§ Supplied records
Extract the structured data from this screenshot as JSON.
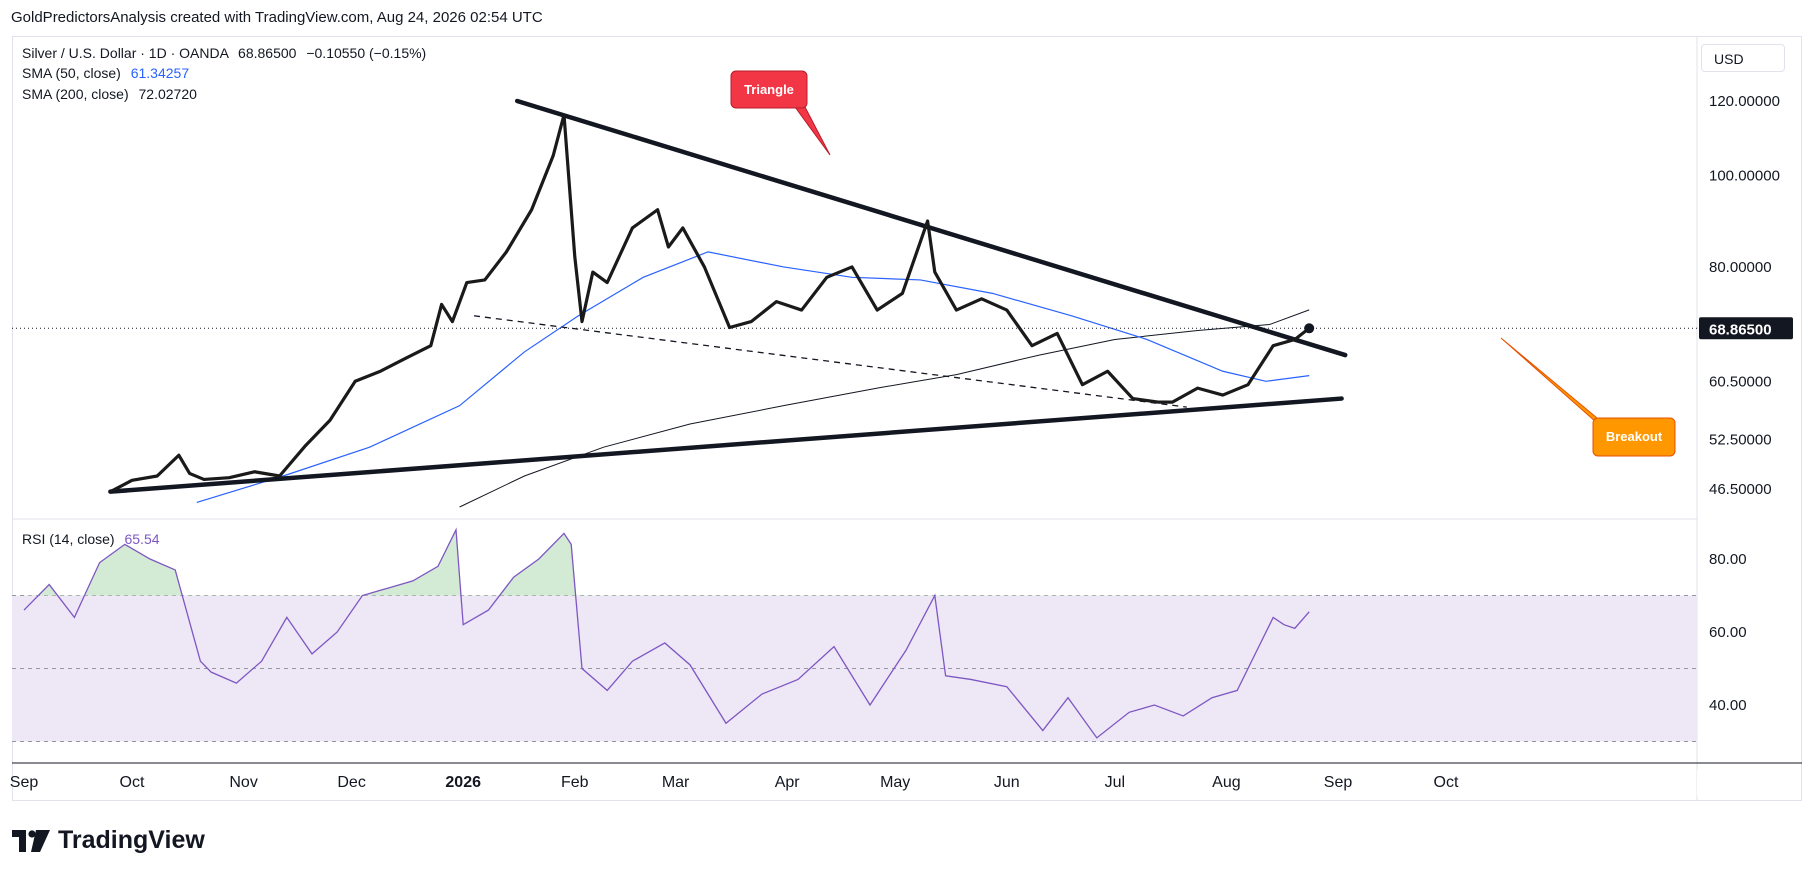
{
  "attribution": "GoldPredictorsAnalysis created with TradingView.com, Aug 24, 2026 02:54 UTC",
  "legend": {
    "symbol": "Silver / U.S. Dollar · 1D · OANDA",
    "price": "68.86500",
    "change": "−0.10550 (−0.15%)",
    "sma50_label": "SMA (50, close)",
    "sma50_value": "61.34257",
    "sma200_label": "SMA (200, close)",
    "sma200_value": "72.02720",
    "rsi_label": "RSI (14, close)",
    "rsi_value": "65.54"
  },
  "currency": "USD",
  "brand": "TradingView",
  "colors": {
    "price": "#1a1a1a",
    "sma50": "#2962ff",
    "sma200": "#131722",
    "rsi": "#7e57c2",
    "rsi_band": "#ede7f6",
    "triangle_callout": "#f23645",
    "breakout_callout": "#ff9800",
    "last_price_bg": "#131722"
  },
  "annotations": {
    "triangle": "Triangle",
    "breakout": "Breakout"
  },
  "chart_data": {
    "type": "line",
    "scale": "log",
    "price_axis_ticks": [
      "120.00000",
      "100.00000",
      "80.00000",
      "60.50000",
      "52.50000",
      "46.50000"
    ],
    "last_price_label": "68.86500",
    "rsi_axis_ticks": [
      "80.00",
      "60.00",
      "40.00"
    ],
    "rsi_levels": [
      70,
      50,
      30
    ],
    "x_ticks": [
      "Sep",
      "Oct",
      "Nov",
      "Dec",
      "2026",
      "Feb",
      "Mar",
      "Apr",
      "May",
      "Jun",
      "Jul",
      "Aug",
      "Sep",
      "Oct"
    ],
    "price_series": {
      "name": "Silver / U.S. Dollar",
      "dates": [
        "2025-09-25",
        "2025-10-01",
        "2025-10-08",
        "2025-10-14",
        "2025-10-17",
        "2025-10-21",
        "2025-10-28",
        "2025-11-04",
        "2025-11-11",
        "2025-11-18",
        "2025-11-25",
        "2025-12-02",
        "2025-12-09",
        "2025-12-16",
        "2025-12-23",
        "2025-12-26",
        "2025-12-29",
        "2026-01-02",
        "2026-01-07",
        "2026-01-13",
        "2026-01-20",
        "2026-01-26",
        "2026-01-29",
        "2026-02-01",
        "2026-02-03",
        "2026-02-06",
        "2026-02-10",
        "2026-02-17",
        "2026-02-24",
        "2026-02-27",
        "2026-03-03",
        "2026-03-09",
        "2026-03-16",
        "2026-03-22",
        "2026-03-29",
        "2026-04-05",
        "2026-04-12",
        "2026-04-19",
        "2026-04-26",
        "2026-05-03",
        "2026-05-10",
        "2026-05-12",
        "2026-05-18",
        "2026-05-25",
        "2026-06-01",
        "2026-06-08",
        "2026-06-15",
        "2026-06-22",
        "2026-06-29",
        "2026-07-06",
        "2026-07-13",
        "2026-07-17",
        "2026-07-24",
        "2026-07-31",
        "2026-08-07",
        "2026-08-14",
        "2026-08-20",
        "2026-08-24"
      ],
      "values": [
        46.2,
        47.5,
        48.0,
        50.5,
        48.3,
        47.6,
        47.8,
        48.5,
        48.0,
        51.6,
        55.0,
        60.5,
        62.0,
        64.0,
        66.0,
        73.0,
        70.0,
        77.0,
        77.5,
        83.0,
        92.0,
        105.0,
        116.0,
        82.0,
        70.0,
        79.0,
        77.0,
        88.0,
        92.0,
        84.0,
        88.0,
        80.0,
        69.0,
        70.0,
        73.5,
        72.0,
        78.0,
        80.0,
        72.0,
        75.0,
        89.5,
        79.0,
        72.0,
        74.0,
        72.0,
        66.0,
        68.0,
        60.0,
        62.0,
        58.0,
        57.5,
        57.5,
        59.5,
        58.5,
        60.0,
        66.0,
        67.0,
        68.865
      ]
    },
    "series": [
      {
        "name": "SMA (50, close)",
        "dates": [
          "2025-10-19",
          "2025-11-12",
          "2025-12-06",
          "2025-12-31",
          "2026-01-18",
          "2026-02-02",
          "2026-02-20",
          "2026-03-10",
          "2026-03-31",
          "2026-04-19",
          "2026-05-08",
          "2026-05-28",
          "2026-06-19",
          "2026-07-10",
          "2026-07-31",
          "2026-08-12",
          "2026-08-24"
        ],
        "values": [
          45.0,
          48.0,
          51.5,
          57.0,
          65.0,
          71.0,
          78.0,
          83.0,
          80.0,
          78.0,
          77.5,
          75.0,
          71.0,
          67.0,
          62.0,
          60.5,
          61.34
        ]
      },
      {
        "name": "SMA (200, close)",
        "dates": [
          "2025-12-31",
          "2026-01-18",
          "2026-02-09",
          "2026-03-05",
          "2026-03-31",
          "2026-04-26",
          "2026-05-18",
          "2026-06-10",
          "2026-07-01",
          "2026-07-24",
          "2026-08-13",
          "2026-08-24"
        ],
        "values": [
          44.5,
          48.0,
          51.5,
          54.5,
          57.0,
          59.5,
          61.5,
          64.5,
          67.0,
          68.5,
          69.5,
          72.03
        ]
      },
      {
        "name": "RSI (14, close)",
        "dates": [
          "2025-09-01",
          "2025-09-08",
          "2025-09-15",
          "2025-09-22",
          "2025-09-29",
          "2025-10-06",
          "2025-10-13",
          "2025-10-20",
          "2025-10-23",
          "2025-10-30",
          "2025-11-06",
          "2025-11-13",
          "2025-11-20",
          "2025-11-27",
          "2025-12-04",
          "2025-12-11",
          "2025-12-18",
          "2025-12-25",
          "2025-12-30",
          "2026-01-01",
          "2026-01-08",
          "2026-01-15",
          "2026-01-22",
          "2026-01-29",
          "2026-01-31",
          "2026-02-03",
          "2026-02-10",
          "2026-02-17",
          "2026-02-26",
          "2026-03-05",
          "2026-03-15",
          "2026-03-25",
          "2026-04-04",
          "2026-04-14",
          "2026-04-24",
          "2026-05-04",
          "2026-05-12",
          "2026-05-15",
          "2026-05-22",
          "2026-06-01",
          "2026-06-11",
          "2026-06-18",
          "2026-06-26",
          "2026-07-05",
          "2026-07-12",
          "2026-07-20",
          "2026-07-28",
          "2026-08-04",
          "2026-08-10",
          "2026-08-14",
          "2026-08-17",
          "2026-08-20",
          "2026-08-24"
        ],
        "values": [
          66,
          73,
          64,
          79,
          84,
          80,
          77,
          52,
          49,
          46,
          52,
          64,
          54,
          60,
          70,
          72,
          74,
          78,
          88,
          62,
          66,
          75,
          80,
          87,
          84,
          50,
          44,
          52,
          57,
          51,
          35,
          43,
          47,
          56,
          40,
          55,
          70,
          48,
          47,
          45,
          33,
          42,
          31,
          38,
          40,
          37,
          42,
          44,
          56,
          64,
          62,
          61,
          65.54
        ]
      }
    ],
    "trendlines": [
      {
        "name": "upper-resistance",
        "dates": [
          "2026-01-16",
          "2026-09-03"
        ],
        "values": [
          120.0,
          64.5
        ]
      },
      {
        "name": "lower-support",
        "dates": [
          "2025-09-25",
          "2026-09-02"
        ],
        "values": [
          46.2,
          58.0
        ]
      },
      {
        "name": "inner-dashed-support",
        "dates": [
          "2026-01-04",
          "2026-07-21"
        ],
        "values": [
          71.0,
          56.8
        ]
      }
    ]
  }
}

§ What to do
Every line of the material is to be quoted exactly, with no pictures carried over.

§ Written answer
Extract the structured data from this screenshot as JSON.
{
  "attribution": "GoldPredictorsAnalysis created with TradingView.com, Aug 24, 2026 02:54 UTC",
  "legend": {
    "symbol": "Silver / U.S. Dollar · 1D · OANDA",
    "price": "68.86500",
    "change": "−0.10550 (−0.15%)",
    "sma50_label": "SMA (50, close)",
    "sma50_value": "61.34257",
    "sma200_label": "SMA (200, close)",
    "sma200_value": "72.02720",
    "rsi_label": "RSI (14, close)",
    "rsi_value": "65.54"
  },
  "currency": "USD",
  "brand": "TradingView",
  "colors": {
    "price": "#1a1a1a",
    "sma50": "#2962ff",
    "sma200": "#131722",
    "rsi": "#7e57c2",
    "rsi_band": "#ede7f6",
    "triangle_callout": "#f23645",
    "breakout_callout": "#ff9800",
    "last_price_bg": "#131722"
  },
  "annotations": {
    "triangle": "Triangle",
    "breakout": "Breakout"
  },
  "chart_data": {
    "type": "line",
    "scale": "log",
    "price_axis_ticks": [
      "120.00000",
      "100.00000",
      "80.00000",
      "60.50000",
      "52.50000",
      "46.50000"
    ],
    "last_price_label": "68.86500",
    "rsi_axis_ticks": [
      "80.00",
      "60.00",
      "40.00"
    ],
    "rsi_levels": [
      70,
      50,
      30
    ],
    "x_ticks": [
      "Sep",
      "Oct",
      "Nov",
      "Dec",
      "2026",
      "Feb",
      "Mar",
      "Apr",
      "May",
      "Jun",
      "Jul",
      "Aug",
      "Sep",
      "Oct"
    ],
    "price_series": {
      "name": "Silver / U.S. Dollar",
      "dates": [
        "2025-09-25",
        "2025-10-01",
        "2025-10-08",
        "2025-10-14",
        "2025-10-17",
        "2025-10-21",
        "2025-10-28",
        "2025-11-04",
        "2025-11-11",
        "2025-11-18",
        "2025-11-25",
        "2025-12-02",
        "2025-12-09",
        "2025-12-16",
        "2025-12-23",
        "2025-12-26",
        "2025-12-29",
        "2026-01-02",
        "2026-01-07",
        "2026-01-13",
        "2026-01-20",
        "2026-01-26",
        "2026-01-29",
        "2026-02-01",
        "2026-02-03",
        "2026-02-06",
        "2026-02-10",
        "2026-02-17",
        "2026-02-24",
        "2026-02-27",
        "2026-03-03",
        "2026-03-09",
        "2026-03-16",
        "2026-03-22",
        "2026-03-29",
        "2026-04-05",
        "2026-04-12",
        "2026-04-19",
        "2026-04-26",
        "2026-05-03",
        "2026-05-10",
        "2026-05-12",
        "2026-05-18",
        "2026-05-25",
        "2026-06-01",
        "2026-06-08",
        "2026-06-15",
        "2026-06-22",
        "2026-06-29",
        "2026-07-06",
        "2026-07-13",
        "2026-07-17",
        "2026-07-24",
        "2026-07-31",
        "2026-08-07",
        "2026-08-14",
        "2026-08-20",
        "2026-08-24"
      ],
      "values": [
        46.2,
        47.5,
        48.0,
        50.5,
        48.3,
        47.6,
        47.8,
        48.5,
        48.0,
        51.6,
        55.0,
        60.5,
        62.0,
        64.0,
        66.0,
        73.0,
        70.0,
        77.0,
        77.5,
        83.0,
        92.0,
        105.0,
        116.0,
        82.0,
        70.0,
        79.0,
        77.0,
        88.0,
        92.0,
        84.0,
        88.0,
        80.0,
        69.0,
        70.0,
        73.5,
        72.0,
        78.0,
        80.0,
        72.0,
        75.0,
        89.5,
        79.0,
        72.0,
        74.0,
        72.0,
        66.0,
        68.0,
        60.0,
        62.0,
        58.0,
        57.5,
        57.5,
        59.5,
        58.5,
        60.0,
        66.0,
        67.0,
        68.865
      ]
    },
    "series": [
      {
        "name": "SMA (50, close)",
        "dates": [
          "2025-10-19",
          "2025-11-12",
          "2025-12-06",
          "2025-12-31",
          "2026-01-18",
          "2026-02-02",
          "2026-02-20",
          "2026-03-10",
          "2026-03-31",
          "2026-04-19",
          "2026-05-08",
          "2026-05-28",
          "2026-06-19",
          "2026-07-10",
          "2026-07-31",
          "2026-08-12",
          "2026-08-24"
        ],
        "values": [
          45.0,
          48.0,
          51.5,
          57.0,
          65.0,
          71.0,
          78.0,
          83.0,
          80.0,
          78.0,
          77.5,
          75.0,
          71.0,
          67.0,
          62.0,
          60.5,
          61.34
        ]
      },
      {
        "name": "SMA (200, close)",
        "dates": [
          "2025-12-31",
          "2026-01-18",
          "2026-02-09",
          "2026-03-05",
          "2026-03-31",
          "2026-04-26",
          "2026-05-18",
          "2026-06-10",
          "2026-07-01",
          "2026-07-24",
          "2026-08-13",
          "2026-08-24"
        ],
        "values": [
          44.5,
          48.0,
          51.5,
          54.5,
          57.0,
          59.5,
          61.5,
          64.5,
          67.0,
          68.5,
          69.5,
          72.03
        ]
      },
      {
        "name": "RSI (14, close)",
        "dates": [
          "2025-09-01",
          "2025-09-08",
          "2025-09-15",
          "2025-09-22",
          "2025-09-29",
          "2025-10-06",
          "2025-10-13",
          "2025-10-20",
          "2025-10-23",
          "2025-10-30",
          "2025-11-06",
          "2025-11-13",
          "2025-11-20",
          "2025-11-27",
          "2025-12-04",
          "2025-12-11",
          "2025-12-18",
          "2025-12-25",
          "2025-12-30",
          "2026-01-01",
          "2026-01-08",
          "2026-01-15",
          "2026-01-22",
          "2026-01-29",
          "2026-01-31",
          "2026-02-03",
          "2026-02-10",
          "2026-02-17",
          "2026-02-26",
          "2026-03-05",
          "2026-03-15",
          "2026-03-25",
          "2026-04-04",
          "2026-04-14",
          "2026-04-24",
          "2026-05-04",
          "2026-05-12",
          "2026-05-15",
          "2026-05-22",
          "2026-06-01",
          "2026-06-11",
          "2026-06-18",
          "2026-06-26",
          "2026-07-05",
          "2026-07-12",
          "2026-07-20",
          "2026-07-28",
          "2026-08-04",
          "2026-08-10",
          "2026-08-14",
          "2026-08-17",
          "2026-08-20",
          "2026-08-24"
        ],
        "values": [
          66,
          73,
          64,
          79,
          84,
          80,
          77,
          52,
          49,
          46,
          52,
          64,
          54,
          60,
          70,
          72,
          74,
          78,
          88,
          62,
          66,
          75,
          80,
          87,
          84,
          50,
          44,
          52,
          57,
          51,
          35,
          43,
          47,
          56,
          40,
          55,
          70,
          48,
          47,
          45,
          33,
          42,
          31,
          38,
          40,
          37,
          42,
          44,
          56,
          64,
          62,
          61,
          65.54
        ]
      }
    ],
    "trendlines": [
      {
        "name": "upper-resistance",
        "dates": [
          "2026-01-16",
          "2026-09-03"
        ],
        "values": [
          120.0,
          64.5
        ]
      },
      {
        "name": "lower-support",
        "dates": [
          "2025-09-25",
          "2026-09-02"
        ],
        "values": [
          46.2,
          58.0
        ]
      },
      {
        "name": "inner-dashed-support",
        "dates": [
          "2026-01-04",
          "2026-07-21"
        ],
        "values": [
          71.0,
          56.8
        ]
      }
    ]
  }
}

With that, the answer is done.